## [Work instructions]
Convert the rows starting at the first row of the records and ending at the line containing "square-bullet-icon (202, 1196, 212, 1206)" into a numbered list, omitting any blank lines.

Stored data entries:
━━━━
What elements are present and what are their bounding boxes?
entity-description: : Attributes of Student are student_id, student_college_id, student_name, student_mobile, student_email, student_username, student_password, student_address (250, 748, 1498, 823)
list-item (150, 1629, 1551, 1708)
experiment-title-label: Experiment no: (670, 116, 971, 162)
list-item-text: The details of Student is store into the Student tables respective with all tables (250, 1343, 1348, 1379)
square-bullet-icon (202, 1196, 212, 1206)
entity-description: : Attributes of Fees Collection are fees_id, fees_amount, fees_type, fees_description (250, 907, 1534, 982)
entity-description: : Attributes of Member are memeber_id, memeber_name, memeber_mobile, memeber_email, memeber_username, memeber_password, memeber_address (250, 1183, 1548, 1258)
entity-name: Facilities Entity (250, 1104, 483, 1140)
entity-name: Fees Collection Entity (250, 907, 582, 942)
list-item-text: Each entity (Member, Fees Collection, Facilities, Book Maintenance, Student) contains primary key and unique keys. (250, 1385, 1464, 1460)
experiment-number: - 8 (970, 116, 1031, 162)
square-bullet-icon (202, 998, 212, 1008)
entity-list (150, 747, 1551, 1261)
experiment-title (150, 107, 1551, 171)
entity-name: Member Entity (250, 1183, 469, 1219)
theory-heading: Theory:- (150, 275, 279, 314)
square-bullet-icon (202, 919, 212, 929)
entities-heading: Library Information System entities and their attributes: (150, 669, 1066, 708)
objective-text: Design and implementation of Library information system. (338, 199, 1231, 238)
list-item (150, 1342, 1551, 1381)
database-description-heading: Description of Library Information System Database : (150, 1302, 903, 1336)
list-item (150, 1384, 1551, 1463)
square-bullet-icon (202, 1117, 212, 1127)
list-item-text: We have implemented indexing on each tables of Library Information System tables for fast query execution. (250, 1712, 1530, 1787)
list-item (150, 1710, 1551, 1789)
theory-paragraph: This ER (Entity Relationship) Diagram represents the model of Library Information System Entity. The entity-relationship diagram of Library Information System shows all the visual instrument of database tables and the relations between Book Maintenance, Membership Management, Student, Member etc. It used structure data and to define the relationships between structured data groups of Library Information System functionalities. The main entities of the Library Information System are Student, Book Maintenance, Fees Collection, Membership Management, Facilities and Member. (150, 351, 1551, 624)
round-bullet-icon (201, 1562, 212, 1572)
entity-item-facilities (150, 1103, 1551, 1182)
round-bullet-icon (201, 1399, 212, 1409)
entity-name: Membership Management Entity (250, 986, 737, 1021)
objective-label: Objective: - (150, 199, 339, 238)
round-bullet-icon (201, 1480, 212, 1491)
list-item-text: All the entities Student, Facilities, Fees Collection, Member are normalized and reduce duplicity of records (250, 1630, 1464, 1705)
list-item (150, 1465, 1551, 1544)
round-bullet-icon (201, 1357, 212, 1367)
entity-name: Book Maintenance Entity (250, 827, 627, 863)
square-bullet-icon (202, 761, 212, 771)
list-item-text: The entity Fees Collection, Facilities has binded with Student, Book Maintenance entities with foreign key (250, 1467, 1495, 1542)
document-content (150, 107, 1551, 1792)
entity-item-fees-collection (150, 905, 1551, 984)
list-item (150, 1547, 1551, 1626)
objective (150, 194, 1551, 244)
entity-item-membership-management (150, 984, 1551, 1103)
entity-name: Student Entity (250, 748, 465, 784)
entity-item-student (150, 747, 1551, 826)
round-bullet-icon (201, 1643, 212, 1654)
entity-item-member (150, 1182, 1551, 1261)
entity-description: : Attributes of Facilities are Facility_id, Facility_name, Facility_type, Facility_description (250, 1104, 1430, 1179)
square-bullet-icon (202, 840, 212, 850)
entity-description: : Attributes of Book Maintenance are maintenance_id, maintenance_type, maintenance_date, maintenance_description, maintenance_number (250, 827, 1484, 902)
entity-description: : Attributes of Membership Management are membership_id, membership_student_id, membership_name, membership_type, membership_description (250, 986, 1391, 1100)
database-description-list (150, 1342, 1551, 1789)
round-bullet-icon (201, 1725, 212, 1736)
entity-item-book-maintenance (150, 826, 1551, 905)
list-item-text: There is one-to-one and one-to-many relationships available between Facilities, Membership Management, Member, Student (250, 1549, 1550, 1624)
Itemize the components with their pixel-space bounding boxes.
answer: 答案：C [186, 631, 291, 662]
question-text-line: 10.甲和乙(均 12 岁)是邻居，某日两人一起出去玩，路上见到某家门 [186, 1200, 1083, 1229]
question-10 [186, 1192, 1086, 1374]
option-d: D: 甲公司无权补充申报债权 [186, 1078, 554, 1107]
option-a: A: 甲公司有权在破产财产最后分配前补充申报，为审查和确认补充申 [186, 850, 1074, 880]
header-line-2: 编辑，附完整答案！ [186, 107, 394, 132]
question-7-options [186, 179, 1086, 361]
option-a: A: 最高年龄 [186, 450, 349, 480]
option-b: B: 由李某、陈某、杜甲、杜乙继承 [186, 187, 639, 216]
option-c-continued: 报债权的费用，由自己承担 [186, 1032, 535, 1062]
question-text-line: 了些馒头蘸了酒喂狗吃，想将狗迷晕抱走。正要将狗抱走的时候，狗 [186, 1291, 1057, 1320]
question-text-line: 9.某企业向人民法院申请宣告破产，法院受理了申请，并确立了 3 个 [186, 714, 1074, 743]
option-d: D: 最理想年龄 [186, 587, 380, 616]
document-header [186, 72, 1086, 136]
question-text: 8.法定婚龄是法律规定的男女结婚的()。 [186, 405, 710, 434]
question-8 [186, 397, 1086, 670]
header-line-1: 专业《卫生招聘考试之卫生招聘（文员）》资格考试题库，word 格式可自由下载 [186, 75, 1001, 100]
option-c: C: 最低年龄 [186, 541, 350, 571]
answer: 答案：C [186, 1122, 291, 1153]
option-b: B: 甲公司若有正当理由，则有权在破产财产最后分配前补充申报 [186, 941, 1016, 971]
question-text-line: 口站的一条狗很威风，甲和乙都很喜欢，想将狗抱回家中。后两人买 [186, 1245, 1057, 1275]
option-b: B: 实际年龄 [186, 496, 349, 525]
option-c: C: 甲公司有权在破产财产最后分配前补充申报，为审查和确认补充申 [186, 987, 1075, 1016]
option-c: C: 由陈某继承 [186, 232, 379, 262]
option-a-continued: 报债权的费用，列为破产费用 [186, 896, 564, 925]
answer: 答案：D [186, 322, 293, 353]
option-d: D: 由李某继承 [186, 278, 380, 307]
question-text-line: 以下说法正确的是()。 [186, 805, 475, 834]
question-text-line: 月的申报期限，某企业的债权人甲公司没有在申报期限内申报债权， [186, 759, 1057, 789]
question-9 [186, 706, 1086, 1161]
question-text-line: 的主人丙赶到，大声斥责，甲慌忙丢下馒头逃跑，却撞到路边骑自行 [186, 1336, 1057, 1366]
━━━━
## [Solution to this problem]
1. What elements are present and what are their bounding boxes?
2. entity-description: : Attributes of Student are student_id, student_college_id, student_name, student_mobile, student_email, student_username, student_password, student_address (250, 748, 1498, 823)
3. list-item (150, 1629, 1551, 1708)
4. experiment-title-label: Experiment no: (670, 116, 971, 162)
5. list-item-text: The details of Student is store into the Student tables respective with all tables (250, 1343, 1348, 1379)
6. square-bullet-icon (202, 1196, 212, 1206)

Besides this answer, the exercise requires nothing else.